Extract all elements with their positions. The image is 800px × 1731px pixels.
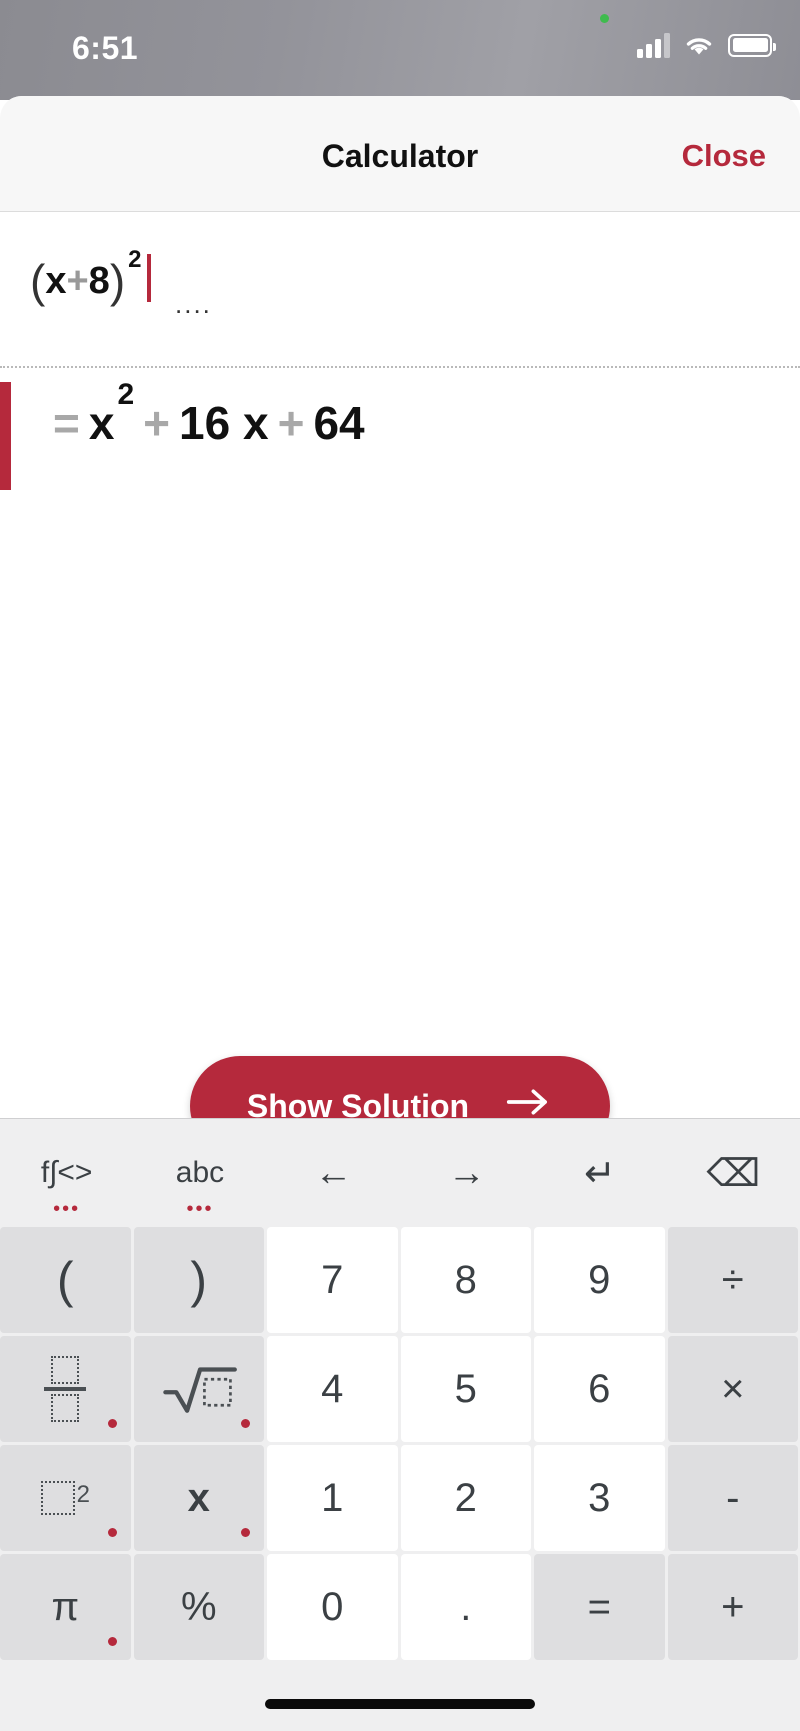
battery-icon xyxy=(728,33,776,57)
key-6-label: 6 xyxy=(588,1366,611,1411)
key-8[interactable]: 8 xyxy=(400,1227,531,1333)
fraction-template-icon xyxy=(44,1356,87,1422)
exponent-glyph: 2 xyxy=(128,246,142,273)
signal-bars-icon xyxy=(637,32,670,58)
status-bar: 6:51 xyxy=(0,0,800,100)
key-5-label: 5 xyxy=(454,1366,477,1411)
key-pi-label: π xyxy=(51,1584,80,1629)
wifi-icon xyxy=(683,32,715,58)
equals-glyph: = xyxy=(53,397,80,449)
functions-tab-label: f∫<> xyxy=(40,1156,93,1189)
calculator-app: 6:51 Calculator Close ( x + 8) 2 .... =… xyxy=(0,0,800,1731)
key-2[interactable]: 2 xyxy=(400,1445,531,1551)
key-minus[interactable]: - xyxy=(667,1445,798,1551)
key-percent[interactable]: % xyxy=(133,1554,264,1660)
keyboard-toolbar: f∫<> ••• abc ••• ← → ↵ ⌫ xyxy=(0,1119,800,1227)
key-sqrt[interactable] xyxy=(133,1336,264,1442)
key-7[interactable]: 7 xyxy=(267,1227,398,1333)
key-9[interactable]: 9 xyxy=(534,1227,665,1333)
enter-key-label: ↵ xyxy=(584,1152,616,1195)
status-icons xyxy=(637,32,776,58)
key-divide-label: ÷ xyxy=(721,1257,744,1302)
key-multiply[interactable]: × xyxy=(667,1336,798,1442)
open-paren-glyph: ( xyxy=(30,255,46,307)
expression-input[interactable]: ( x + 8 ) 2 xyxy=(30,246,151,308)
key-0[interactable]: 0 xyxy=(267,1554,398,1660)
calculator-sheet: Calculator Close ( x + 8 ) 2 .... = x 2 … xyxy=(0,96,800,1731)
abc-tab[interactable]: abc ••• xyxy=(133,1119,266,1227)
status-time: 6:51 xyxy=(72,30,139,66)
result-plus-1: + xyxy=(143,397,171,449)
key-1[interactable]: 1 xyxy=(267,1445,398,1551)
close-button[interactable]: Close xyxy=(682,138,766,174)
key-4[interactable]: 4 xyxy=(267,1336,398,1442)
key-6[interactable]: 6 xyxy=(534,1336,665,1442)
key-fraction[interactable] xyxy=(0,1336,131,1442)
result-exponent: 2 xyxy=(117,378,135,411)
abc-tab-more-dots: ••• xyxy=(186,1198,214,1220)
backspace-key[interactable]: ⌫ xyxy=(667,1119,800,1227)
expression-input-area[interactable]: ( x + 8 ) 2 .... xyxy=(0,212,800,368)
math-keyboard: f∫<> ••• abc ••• ← → ↵ ⌫ () 7 8 9 ÷ 4 5 6 × 2 x 1 2 3 - π% 0. = + xyxy=(0,1118,800,1731)
key-0-label: 0 xyxy=(321,1584,344,1629)
page-title: Calculator xyxy=(321,138,479,174)
key-open-paren-label: ( xyxy=(56,1252,74,1308)
functions-tab-more-dots: ••• xyxy=(53,1198,81,1220)
key-close-paren-label: ) xyxy=(190,1252,208,1308)
key-pi[interactable]: π xyxy=(0,1554,131,1660)
key-multiply-label: × xyxy=(721,1366,745,1411)
result-term-16x: 16 x xyxy=(179,397,269,449)
key-1-label: 1 xyxy=(321,1475,344,1520)
plus-operator-glyph: + xyxy=(66,260,89,302)
result-term-64: 64 xyxy=(313,397,365,449)
number-8-glyph: 8 xyxy=(88,260,110,302)
functions-tab[interactable]: f∫<> ••• xyxy=(0,1119,133,1227)
text-caret xyxy=(146,254,151,302)
result-expression: = x 2 + 16 x + 64 xyxy=(44,378,365,450)
key-3-label: 3 xyxy=(588,1475,611,1520)
key-decimal-label: . xyxy=(460,1584,472,1629)
result-area: = x 2 + 16 x + 64 xyxy=(0,368,800,1028)
key-2-label: 2 xyxy=(454,1475,477,1520)
key-percent-label: % xyxy=(180,1584,217,1629)
cursor-left[interactable]: ← xyxy=(267,1119,400,1227)
key-equals-label: = xyxy=(587,1584,611,1629)
key-decimal[interactable]: . xyxy=(400,1554,531,1660)
enter-key[interactable]: ↵ xyxy=(533,1119,666,1227)
keyboard-grid: () 7 8 9 ÷ 4 5 6 × 2 x 1 2 3 - π% 0. = + xyxy=(0,1227,800,1660)
home-indicator xyxy=(265,1699,535,1709)
key-variable-x-label: x xyxy=(187,1475,210,1520)
key-divide[interactable]: ÷ xyxy=(667,1227,798,1333)
variable-x-glyph: x xyxy=(45,260,67,302)
navigation-bar: Calculator Close xyxy=(0,96,800,212)
key-3[interactable]: 3 xyxy=(534,1445,665,1551)
abc-tab-label: abc xyxy=(175,1156,225,1189)
result-plus-2: + xyxy=(277,397,305,449)
key-open-paren[interactable]: ( xyxy=(0,1227,131,1333)
key-close-paren[interactable]: ) xyxy=(133,1227,264,1333)
key-7-label: 7 xyxy=(321,1257,344,1302)
sqrt-template-icon xyxy=(161,1363,237,1415)
key-equals[interactable]: = xyxy=(534,1554,665,1660)
key-4-label: 4 xyxy=(321,1366,344,1411)
key-power[interactable]: 2 xyxy=(0,1445,131,1551)
result-term-x: x xyxy=(88,397,115,449)
key-8-label: 8 xyxy=(454,1257,477,1302)
key-variable-x[interactable]: x xyxy=(133,1445,264,1551)
key-plus-label: + xyxy=(721,1584,745,1629)
close-paren-glyph: ) xyxy=(109,255,126,307)
key-5[interactable]: 5 xyxy=(400,1336,531,1442)
key-plus[interactable]: + xyxy=(667,1554,798,1660)
cursor-right[interactable]: → xyxy=(400,1119,533,1227)
cursor-right-label: → xyxy=(447,1151,486,1194)
key-minus-label: - xyxy=(726,1475,740,1520)
cursor-left-label: ← xyxy=(314,1151,353,1194)
key-9-label: 9 xyxy=(588,1257,611,1302)
recording-indicator-dot xyxy=(600,14,609,23)
power-template-icon: 2 xyxy=(40,1481,90,1515)
result-accent-bar xyxy=(0,382,11,490)
backspace-key-label: ⌫ xyxy=(706,1152,761,1195)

· · · · ·

OBJECTIVE
Reproduce the lines of the material word for word, beginning with the line that contains "battery-icon xyxy=(728,33,776,57)" and ending after the line that contains "key-percent[interactable]: % xyxy=(133,1554,264,1660)", including both of those lines.

SOLUTION FOR THIS PROBLEM
battery-icon xyxy=(728,33,776,57)
key-6-label: 6 xyxy=(588,1366,611,1411)
key-8[interactable]: 8 xyxy=(400,1227,531,1333)
fraction-template-icon xyxy=(44,1356,87,1422)
exponent-glyph: 2 xyxy=(128,246,142,273)
signal-bars-icon xyxy=(637,32,670,58)
status-bar: 6:51 xyxy=(0,0,800,100)
key-5-label: 5 xyxy=(454,1366,477,1411)
key-pi-label: π xyxy=(51,1584,80,1629)
wifi-icon xyxy=(683,32,715,58)
equals-glyph: = xyxy=(53,397,80,449)
functions-tab-label: f∫<> xyxy=(40,1156,93,1189)
calculator-app: 6:51 Calculator Close ( x + 8) 2 .... =… xyxy=(0,0,800,1731)
key-2[interactable]: 2 xyxy=(400,1445,531,1551)
key-minus[interactable]: - xyxy=(667,1445,798,1551)
key-percent[interactable]: % xyxy=(133,1554,264,1660)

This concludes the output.